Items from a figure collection
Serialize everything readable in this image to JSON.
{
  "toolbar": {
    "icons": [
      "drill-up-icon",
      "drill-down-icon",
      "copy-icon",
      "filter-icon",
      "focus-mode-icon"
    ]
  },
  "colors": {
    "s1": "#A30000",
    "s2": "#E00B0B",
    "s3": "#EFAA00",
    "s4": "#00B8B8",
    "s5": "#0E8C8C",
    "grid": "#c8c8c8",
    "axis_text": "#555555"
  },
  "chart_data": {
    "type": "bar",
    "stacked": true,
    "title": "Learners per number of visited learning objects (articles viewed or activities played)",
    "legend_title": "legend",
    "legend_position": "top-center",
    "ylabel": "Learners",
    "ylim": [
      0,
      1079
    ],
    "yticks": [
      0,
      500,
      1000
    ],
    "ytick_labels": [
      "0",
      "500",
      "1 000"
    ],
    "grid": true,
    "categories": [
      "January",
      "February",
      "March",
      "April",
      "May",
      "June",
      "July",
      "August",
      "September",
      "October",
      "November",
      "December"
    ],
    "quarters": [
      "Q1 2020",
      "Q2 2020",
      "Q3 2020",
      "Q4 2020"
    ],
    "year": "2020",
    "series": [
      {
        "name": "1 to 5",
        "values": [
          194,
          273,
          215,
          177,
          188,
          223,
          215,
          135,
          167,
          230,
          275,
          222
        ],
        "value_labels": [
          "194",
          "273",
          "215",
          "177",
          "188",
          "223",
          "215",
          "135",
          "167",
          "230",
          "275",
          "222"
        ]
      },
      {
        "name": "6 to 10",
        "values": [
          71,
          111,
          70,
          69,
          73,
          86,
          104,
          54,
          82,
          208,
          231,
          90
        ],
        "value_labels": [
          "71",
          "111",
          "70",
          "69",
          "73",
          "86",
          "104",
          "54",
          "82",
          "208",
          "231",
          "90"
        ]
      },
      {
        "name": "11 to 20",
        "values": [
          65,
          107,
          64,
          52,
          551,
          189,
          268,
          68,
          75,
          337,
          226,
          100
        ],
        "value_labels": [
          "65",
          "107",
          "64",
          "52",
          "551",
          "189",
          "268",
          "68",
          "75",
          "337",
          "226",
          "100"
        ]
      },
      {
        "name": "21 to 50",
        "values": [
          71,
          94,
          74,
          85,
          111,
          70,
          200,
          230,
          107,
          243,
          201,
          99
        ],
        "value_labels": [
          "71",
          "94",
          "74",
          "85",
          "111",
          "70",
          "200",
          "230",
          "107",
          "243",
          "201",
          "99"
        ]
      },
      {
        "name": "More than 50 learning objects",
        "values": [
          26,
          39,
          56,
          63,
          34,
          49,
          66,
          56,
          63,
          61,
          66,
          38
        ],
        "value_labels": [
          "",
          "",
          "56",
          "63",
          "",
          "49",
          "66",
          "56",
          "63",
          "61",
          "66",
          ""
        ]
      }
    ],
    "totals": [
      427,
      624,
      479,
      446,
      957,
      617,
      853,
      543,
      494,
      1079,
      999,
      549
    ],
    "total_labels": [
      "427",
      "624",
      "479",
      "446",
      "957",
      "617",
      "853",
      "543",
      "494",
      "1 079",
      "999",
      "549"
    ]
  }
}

> [What is being asked]
Take every line that includes the string "name" and copy it.

> [Reply]
        "name": "1 to 5",
        "name": "6 to 10",
        "name": "11 to 20",
        "name": "21 to 50",
        "name": "More than 50 learning objects",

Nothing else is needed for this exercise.